Input rows:
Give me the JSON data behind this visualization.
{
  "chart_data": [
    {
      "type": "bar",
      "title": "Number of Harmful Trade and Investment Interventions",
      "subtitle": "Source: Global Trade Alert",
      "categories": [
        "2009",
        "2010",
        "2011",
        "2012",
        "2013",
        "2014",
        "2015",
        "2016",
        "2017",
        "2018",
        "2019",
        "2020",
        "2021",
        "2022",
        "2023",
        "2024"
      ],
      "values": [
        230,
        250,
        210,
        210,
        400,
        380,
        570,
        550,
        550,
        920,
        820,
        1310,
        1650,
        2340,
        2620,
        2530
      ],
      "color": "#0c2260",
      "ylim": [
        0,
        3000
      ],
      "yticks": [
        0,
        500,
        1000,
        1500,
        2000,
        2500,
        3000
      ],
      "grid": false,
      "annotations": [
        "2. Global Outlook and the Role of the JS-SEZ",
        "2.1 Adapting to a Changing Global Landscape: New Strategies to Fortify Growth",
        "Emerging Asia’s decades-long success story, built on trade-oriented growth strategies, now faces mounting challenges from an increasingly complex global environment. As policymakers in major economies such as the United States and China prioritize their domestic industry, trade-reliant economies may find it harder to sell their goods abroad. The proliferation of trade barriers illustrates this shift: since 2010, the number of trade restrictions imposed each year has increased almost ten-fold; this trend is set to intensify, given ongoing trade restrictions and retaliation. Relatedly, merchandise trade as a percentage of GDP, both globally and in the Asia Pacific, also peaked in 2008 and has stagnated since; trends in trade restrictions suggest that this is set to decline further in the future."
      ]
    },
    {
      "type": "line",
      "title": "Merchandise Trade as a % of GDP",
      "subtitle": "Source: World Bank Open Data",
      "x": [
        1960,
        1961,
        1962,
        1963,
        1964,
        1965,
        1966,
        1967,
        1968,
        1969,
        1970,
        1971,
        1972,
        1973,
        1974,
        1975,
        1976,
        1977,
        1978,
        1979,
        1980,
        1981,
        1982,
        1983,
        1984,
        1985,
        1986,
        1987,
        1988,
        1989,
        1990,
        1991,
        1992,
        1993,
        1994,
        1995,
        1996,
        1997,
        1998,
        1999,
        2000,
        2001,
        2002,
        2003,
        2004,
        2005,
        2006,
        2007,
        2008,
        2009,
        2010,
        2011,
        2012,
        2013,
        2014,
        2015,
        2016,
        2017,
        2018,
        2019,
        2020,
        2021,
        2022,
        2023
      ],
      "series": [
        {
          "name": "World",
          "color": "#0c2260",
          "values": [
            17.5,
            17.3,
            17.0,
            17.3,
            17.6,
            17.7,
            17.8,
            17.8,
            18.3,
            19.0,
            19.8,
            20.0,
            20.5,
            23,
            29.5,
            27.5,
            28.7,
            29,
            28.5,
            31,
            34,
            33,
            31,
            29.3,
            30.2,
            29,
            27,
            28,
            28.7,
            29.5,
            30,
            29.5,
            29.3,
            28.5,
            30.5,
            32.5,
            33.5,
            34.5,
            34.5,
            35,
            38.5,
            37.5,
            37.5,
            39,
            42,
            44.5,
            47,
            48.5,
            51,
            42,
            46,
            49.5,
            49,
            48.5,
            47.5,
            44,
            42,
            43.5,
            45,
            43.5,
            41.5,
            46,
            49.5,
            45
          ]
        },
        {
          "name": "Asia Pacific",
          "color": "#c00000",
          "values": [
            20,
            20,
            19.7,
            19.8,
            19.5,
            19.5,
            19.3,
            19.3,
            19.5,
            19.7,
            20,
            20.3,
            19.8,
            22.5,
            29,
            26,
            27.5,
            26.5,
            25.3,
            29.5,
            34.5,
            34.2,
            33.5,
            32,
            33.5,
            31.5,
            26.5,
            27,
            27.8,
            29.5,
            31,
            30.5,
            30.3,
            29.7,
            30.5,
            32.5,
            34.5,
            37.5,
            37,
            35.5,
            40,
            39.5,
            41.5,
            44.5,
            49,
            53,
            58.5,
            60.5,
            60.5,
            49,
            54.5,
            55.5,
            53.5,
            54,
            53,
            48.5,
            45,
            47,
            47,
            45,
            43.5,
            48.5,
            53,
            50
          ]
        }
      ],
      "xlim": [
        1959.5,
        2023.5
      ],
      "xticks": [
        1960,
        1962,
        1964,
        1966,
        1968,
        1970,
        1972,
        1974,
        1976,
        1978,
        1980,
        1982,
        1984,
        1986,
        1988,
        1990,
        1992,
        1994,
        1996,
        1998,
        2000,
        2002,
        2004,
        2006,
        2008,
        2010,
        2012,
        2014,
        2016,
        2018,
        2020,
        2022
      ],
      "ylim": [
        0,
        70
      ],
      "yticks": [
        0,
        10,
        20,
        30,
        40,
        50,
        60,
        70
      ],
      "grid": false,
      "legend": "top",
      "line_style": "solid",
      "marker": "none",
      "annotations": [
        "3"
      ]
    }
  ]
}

Exercise prompt: Please output the entire listing exactly as it stands.

Complete answer:
Give me the JSON data behind this visualization.
{
  "chart_data": [
    {
      "type": "bar",
      "title": "Number of Harmful Trade and Investment Interventions",
      "subtitle": "Source: Global Trade Alert",
      "categories": [
        "2009",
        "2010",
        "2011",
        "2012",
        "2013",
        "2014",
        "2015",
        "2016",
        "2017",
        "2018",
        "2019",
        "2020",
        "2021",
        "2022",
        "2023",
        "2024"
      ],
      "values": [
        230,
        250,
        210,
        210,
        400,
        380,
        570,
        550,
        550,
        920,
        820,
        1310,
        1650,
        2340,
        2620,
        2530
      ],
      "color": "#0c2260",
      "ylim": [
        0,
        3000
      ],
      "yticks": [
        0,
        500,
        1000,
        1500,
        2000,
        2500,
        3000
      ],
      "grid": false,
      "annotations": [
        "2. Global Outlook and the Role of the JS-SEZ",
        "2.1 Adapting to a Changing Global Landscape: New Strategies to Fortify Growth",
        "Emerging Asia’s decades-long success story, built on trade-oriented growth strategies, now faces mounting challenges from an increasingly complex global environment. As policymakers in major economies such as the United States and China prioritize their domestic industry, trade-reliant economies may find it harder to sell their goods abroad. The proliferation of trade barriers illustrates this shift: since 2010, the number of trade restrictions imposed each year has increased almost ten-fold; this trend is set to intensify, given ongoing trade restrictions and retaliation. Relatedly, merchandise trade as a percentage of GDP, both globally and in the Asia Pacific, also peaked in 2008 and has stagnated since; trends in trade restrictions suggest that this is set to decline further in the future."
      ]
    },
    {
      "type": "line",
      "title": "Merchandise Trade as a % of GDP",
      "subtitle": "Source: World Bank Open Data",
      "x": [
        1960,
        1961,
        1962,
        1963,
        1964,
        1965,
        1966,
        1967,
        1968,
        1969,
        1970,
        1971,
        1972,
        1973,
        1974,
        1975,
        1976,
        1977,
        1978,
        1979,
        1980,
        1981,
        1982,
        1983,
        1984,
        1985,
        1986,
        1987,
        1988,
        1989,
        1990,
        1991,
        1992,
        1993,
        1994,
        1995,
        1996,
        1997,
        1998,
        1999,
        2000,
        2001,
        2002,
        2003,
        2004,
        2005,
        2006,
        2007,
        2008,
        2009,
        2010,
        2011,
        2012,
        2013,
        2014,
        2015,
        2016,
        2017,
        2018,
        2019,
        2020,
        2021,
        2022,
        2023
      ],
      "series": [
        {
          "name": "World",
          "color": "#0c2260",
          "values": [
            17.5,
            17.3,
            17.0,
            17.3,
            17.6,
            17.7,
            17.8,
            17.8,
            18.3,
            19.0,
            19.8,
            20.0,
            20.5,
            23,
            29.5,
            27.5,
            28.7,
            29,
            28.5,
            31,
            34,
            33,
            31,
            29.3,
            30.2,
            29,
            27,
            28,
            28.7,
            29.5,
            30,
            29.5,
            29.3,
            28.5,
            30.5,
            32.5,
            33.5,
            34.5,
            34.5,
            35,
            38.5,
            37.5,
            37.5,
            39,
            42,
            44.5,
            47,
            48.5,
            51,
            42,
            46,
            49.5,
            49,
            48.5,
            47.5,
            44,
            42,
            43.5,
            45,
            43.5,
            41.5,
            46,
            49.5,
            45
          ]
        },
        {
          "name": "Asia Pacific",
          "color": "#c00000",
          "values": [
            20,
            20,
            19.7,
            19.8,
            19.5,
            19.5,
            19.3,
            19.3,
            19.5,
            19.7,
            20,
            20.3,
            19.8,
            22.5,
            29,
            26,
            27.5,
            26.5,
            25.3,
            29.5,
            34.5,
            34.2,
            33.5,
            32,
            33.5,
            31.5,
            26.5,
            27,
            27.8,
            29.5,
            31,
            30.5,
            30.3,
            29.7,
            30.5,
            32.5,
            34.5,
            37.5,
            37,
            35.5,
            40,
            39.5,
            41.5,
            44.5,
            49,
            53,
            58.5,
            60.5,
            60.5,
            49,
            54.5,
            55.5,
            53.5,
            54,
            53,
            48.5,
            45,
            47,
            47,
            45,
            43.5,
            48.5,
            53,
            50
          ]
        }
      ],
      "xlim": [
        1959.5,
        2023.5
      ],
      "xticks": [
        1960,
        1962,
        1964,
        1966,
        1968,
        1970,
        1972,
        1974,
        1976,
        1978,
        1980,
        1982,
        1984,
        1986,
        1988,
        1990,
        1992,
        1994,
        1996,
        1998,
        2000,
        2002,
        2004,
        2006,
        2008,
        2010,
        2012,
        2014,
        2016,
        2018,
        2020,
        2022
      ],
      "ylim": [
        0,
        70
      ],
      "yticks": [
        0,
        10,
        20,
        30,
        40,
        50,
        60,
        70
      ],
      "grid": false,
      "legend": "top",
      "line_style": "solid",
      "marker": "none",
      "annotations": [
        "3"
      ]
    }
  ]
}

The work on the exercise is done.